_PROVIDED DATA_
- - -
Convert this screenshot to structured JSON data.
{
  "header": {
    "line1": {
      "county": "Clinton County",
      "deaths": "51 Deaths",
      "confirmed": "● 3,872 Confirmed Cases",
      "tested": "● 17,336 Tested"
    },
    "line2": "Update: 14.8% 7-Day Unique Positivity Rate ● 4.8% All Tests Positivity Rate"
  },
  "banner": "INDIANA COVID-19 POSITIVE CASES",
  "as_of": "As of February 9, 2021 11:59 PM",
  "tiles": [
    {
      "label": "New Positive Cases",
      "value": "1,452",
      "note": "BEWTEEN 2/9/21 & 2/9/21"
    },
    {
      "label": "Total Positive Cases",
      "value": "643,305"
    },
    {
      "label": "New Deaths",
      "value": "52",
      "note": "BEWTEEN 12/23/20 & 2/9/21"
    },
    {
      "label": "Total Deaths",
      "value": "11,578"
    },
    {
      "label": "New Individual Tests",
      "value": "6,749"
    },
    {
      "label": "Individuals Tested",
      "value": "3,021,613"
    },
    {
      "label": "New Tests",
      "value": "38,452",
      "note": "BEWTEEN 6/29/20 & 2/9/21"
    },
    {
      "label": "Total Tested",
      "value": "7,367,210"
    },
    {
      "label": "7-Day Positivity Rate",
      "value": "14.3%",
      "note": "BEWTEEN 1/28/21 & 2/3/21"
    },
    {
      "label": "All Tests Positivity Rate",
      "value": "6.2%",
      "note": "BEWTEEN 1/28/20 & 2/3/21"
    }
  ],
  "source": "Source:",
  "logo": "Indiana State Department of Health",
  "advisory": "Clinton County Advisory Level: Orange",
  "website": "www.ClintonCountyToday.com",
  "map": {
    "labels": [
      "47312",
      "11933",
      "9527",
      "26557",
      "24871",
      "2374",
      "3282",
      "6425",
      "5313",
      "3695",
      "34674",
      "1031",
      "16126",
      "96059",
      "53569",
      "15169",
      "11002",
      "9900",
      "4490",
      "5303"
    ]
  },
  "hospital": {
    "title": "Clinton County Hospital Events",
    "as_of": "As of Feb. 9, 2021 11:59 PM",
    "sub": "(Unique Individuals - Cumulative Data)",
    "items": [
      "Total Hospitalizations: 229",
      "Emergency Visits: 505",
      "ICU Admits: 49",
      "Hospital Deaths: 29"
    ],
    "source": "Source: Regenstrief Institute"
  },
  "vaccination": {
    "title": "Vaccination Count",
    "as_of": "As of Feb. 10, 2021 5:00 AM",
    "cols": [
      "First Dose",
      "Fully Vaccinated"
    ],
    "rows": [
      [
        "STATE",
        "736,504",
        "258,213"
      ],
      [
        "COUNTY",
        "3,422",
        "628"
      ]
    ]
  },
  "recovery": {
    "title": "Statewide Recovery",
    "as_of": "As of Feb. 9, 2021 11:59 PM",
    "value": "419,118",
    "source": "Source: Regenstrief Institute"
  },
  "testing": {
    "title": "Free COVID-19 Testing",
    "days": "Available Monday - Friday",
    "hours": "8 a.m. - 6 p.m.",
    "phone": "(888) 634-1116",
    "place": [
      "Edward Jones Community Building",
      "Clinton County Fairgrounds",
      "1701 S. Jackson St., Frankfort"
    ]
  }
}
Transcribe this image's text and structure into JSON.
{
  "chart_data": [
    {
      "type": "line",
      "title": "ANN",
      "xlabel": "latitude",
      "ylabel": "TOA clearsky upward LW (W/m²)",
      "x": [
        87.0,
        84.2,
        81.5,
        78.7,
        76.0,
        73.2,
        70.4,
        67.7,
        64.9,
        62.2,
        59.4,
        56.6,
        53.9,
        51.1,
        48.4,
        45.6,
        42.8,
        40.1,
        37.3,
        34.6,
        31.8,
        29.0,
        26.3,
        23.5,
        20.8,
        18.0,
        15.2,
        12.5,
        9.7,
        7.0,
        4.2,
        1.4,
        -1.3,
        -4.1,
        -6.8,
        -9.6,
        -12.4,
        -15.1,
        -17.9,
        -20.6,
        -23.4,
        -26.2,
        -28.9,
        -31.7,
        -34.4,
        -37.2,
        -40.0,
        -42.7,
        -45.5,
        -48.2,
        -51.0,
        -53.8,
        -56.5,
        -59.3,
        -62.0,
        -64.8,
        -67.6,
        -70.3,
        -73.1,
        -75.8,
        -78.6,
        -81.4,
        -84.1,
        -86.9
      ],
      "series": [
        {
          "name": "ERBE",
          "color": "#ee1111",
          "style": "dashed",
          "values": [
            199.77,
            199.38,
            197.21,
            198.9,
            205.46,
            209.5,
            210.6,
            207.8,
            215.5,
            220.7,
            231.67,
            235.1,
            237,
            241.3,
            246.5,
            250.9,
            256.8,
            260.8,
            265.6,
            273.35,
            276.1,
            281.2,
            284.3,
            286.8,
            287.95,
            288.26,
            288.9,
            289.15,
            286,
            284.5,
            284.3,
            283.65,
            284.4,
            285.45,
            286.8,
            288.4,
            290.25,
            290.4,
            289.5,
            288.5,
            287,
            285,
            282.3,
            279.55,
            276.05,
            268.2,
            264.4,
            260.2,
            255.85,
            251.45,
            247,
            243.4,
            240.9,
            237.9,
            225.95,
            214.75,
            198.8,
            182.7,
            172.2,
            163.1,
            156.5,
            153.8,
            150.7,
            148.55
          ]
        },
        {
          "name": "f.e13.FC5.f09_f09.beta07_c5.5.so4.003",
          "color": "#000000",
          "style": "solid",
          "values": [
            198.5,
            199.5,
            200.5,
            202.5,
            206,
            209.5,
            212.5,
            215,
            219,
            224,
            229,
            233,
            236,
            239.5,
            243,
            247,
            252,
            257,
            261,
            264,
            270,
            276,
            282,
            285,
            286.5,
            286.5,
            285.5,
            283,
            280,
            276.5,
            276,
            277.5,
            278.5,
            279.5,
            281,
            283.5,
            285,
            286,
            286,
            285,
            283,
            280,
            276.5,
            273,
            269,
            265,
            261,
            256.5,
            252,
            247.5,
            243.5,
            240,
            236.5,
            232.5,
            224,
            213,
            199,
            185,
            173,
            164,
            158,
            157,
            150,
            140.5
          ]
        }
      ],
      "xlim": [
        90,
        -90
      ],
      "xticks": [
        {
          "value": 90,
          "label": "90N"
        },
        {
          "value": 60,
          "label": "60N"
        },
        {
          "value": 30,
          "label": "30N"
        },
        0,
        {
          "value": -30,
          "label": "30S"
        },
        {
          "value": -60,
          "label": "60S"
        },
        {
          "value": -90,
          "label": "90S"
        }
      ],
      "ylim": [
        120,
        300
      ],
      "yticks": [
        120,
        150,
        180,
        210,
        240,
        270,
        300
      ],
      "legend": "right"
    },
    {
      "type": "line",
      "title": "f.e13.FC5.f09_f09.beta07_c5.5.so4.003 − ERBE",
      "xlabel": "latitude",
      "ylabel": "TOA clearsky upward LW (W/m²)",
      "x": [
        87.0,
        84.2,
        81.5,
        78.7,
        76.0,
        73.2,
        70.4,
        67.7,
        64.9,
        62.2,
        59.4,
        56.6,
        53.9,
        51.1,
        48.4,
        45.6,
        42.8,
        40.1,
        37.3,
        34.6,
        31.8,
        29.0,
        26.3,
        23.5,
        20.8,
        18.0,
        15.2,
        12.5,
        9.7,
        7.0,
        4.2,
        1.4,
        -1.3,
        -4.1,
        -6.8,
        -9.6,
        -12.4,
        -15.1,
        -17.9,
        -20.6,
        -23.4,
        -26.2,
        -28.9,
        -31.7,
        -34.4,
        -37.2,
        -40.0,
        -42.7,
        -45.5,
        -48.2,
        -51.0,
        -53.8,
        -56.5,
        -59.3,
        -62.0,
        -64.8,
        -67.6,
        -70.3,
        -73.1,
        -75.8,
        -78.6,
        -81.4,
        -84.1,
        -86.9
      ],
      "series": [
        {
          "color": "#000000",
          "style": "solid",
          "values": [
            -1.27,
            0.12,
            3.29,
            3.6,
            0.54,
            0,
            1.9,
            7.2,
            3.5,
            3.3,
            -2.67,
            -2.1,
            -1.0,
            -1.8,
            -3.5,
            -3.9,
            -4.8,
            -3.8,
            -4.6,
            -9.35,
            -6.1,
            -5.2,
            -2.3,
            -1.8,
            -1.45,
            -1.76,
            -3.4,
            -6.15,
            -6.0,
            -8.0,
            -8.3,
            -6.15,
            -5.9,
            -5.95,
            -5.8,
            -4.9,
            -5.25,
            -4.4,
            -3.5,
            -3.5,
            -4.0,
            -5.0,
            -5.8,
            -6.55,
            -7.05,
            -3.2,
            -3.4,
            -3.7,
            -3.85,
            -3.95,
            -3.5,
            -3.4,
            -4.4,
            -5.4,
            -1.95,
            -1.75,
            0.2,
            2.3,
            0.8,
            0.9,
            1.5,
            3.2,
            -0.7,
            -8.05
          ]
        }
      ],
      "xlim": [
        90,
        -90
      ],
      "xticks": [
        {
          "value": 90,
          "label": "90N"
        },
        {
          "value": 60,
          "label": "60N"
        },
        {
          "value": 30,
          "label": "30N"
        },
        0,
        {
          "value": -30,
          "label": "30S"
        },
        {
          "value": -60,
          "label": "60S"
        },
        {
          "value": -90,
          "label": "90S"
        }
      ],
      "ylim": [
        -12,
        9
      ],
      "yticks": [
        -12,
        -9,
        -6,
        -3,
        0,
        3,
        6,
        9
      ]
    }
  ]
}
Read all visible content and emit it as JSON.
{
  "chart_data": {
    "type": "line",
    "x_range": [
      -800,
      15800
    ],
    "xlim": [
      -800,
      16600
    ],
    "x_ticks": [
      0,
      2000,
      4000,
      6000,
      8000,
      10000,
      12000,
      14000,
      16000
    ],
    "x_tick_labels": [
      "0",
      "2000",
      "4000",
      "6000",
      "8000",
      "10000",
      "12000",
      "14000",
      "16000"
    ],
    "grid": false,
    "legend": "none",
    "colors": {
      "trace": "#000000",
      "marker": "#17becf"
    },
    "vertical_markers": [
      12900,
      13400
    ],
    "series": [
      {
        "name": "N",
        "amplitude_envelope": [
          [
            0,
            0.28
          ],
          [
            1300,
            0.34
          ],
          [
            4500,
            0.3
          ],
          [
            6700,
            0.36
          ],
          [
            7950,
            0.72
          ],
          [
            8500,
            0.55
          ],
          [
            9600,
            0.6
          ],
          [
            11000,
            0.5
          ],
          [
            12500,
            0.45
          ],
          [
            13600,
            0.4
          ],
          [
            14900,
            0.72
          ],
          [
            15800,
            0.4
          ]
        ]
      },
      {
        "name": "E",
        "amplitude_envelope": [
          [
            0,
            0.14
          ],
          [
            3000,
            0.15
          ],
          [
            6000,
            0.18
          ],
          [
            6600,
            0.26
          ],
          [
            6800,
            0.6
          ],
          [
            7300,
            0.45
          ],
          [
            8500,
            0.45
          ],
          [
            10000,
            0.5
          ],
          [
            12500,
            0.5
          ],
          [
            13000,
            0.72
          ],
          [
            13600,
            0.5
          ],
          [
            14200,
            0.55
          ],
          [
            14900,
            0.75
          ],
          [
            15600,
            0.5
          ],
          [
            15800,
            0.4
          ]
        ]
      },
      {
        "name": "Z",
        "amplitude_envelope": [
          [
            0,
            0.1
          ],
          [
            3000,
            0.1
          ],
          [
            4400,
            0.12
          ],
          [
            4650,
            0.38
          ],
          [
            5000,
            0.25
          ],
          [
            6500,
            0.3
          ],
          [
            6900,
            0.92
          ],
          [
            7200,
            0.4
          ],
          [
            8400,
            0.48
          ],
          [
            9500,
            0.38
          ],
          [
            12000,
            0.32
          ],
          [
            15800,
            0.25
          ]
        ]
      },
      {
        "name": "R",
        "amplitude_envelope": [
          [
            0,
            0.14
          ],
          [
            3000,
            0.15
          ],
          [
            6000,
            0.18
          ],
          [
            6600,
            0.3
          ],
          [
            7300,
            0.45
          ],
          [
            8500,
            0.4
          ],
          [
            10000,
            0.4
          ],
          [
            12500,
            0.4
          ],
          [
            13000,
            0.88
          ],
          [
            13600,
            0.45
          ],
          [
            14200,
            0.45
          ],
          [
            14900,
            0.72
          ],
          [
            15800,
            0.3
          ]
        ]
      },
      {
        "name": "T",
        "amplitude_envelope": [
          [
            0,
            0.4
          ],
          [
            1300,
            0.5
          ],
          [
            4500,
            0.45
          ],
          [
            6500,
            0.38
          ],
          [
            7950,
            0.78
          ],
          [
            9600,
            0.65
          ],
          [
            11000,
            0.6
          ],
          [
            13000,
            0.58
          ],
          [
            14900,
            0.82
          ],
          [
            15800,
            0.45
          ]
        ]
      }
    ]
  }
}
- - -
Extract every line containing the string "BEWTEEN" from the material.

      "note": "BEWTEEN 2/9/21 & 2/9/21"
      "note": "BEWTEEN 12/23/20 & 2/9/21"
      "note": "BEWTEEN 6/29/20 & 2/9/21"
      "note": "BEWTEEN 1/28/21 & 2/3/21"
      "note": "BEWTEEN 1/28/20 & 2/3/21"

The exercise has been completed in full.